==== RECORD SET ====

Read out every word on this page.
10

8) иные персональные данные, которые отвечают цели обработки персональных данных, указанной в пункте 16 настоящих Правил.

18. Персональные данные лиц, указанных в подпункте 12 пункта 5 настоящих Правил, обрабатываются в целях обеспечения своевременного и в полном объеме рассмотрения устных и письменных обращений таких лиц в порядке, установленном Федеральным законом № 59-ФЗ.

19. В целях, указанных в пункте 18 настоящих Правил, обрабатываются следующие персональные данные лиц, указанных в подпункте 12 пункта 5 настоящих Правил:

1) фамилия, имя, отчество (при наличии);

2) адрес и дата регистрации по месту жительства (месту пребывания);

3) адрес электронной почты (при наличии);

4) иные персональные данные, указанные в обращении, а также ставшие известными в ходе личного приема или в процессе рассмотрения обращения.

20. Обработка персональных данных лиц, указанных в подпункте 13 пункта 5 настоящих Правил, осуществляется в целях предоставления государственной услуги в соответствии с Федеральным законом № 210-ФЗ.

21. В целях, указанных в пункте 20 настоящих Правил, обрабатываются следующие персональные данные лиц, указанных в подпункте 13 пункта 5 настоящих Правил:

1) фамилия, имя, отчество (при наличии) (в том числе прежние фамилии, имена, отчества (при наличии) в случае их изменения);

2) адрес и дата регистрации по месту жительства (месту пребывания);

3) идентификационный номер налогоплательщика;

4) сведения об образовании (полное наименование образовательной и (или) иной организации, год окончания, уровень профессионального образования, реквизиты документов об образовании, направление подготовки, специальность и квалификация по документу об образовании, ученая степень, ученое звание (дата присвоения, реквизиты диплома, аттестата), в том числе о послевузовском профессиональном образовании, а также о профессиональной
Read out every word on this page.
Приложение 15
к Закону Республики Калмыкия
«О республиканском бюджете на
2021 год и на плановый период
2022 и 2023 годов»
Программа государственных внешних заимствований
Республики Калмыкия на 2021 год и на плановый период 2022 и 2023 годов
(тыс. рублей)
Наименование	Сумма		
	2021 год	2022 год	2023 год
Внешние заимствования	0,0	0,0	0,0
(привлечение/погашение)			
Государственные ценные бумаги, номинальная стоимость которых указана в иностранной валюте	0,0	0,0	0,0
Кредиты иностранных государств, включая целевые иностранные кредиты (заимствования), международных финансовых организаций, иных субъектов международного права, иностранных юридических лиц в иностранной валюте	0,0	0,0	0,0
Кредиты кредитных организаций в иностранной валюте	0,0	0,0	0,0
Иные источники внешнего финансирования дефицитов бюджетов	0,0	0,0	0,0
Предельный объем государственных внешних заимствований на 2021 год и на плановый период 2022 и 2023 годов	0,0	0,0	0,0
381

====

= EXERCISE REQUIREMENTS =
Retype the records in full. Keep every line identical to the original.

= EXERCISE ANSWER =
Read out every word on this page.
10

8) иные персональные данные, которые отвечают цели обработки персональных данных, указанной в пункте 16 настоящих Правил.

18. Персональные данные лиц, указанных в подпункте 12 пункта 5 настоящих Правил, обрабатываются в целях обеспечения своевременного и в полном объеме рассмотрения устных и письменных обращений таких лиц в порядке, установленном Федеральным законом № 59-ФЗ.

19. В целях, указанных в пункте 18 настоящих Правил, обрабатываются следующие персональные данные лиц, указанных в подпункте 12 пункта 5 настоящих Правил:

1) фамилия, имя, отчество (при наличии);

2) адрес и дата регистрации по месту жительства (месту пребывания);

3) адрес электронной почты (при наличии);

4) иные персональные данные, указанные в обращении, а также ставшие известными в ходе личного приема или в процессе рассмотрения обращения.

20. Обработка персональных данных лиц, указанных в подпункте 13 пункта 5 настоящих Правил, осуществляется в целях предоставления государственной услуги в соответствии с Федеральным законом № 210-ФЗ.

21. В целях, указанных в пункте 20 настоящих Правил, обрабатываются следующие персональные данные лиц, указанных в подпункте 13 пункта 5 настоящих Правил:

1) фамилия, имя, отчество (при наличии) (в том числе прежние фамилии, имена, отчества (при наличии) в случае их изменения);

2) адрес и дата регистрации по месту жительства (месту пребывания);

3) идентификационный номер налогоплательщика;

4) сведения об образовании (полное наименование образовательной и (или) иной организации, год окончания, уровень профессионального образования, реквизиты документов об образовании, направление подготовки, специальность и квалификация по документу об образовании, ученая степень, ученое звание (дата присвоения, реквизиты диплома, аттестата), в том числе о послевузовском профессиональном образовании, а также о профессиональной
Read out every word on this page.
Приложение 15
к Закону Республики Калмыкия
«О республиканском бюджете на
2021 год и на плановый период
2022 и 2023 годов»
Программа государственных внешних заимствований
Республики Калмыкия на 2021 год и на плановый период 2022 и 2023 годов
(тыс. рублей)
Наименование	Сумма		
	2021 год	2022 год	2023 год
Внешние заимствования	0,0	0,0	0,0
(привлечение/погашение)			
Государственные ценные бумаги, номинальная стоимость которых указана в иностранной валюте	0,0	0,0	0,0
Кредиты иностранных государств, включая целевые иностранные кредиты (заимствования), международных финансовых организаций, иных субъектов международного права, иностранных юридических лиц в иностранной валюте	0,0	0,0	0,0
Кредиты кредитных организаций в иностранной валюте	0,0	0,0	0,0
Иные источники внешнего финансирования дефицитов бюджетов	0,0	0,0	0,0
Предельный объем государственных внешних заимствований на 2021 год и на плановый период 2022 и 2023 годов	0,0	0,0	0,0
381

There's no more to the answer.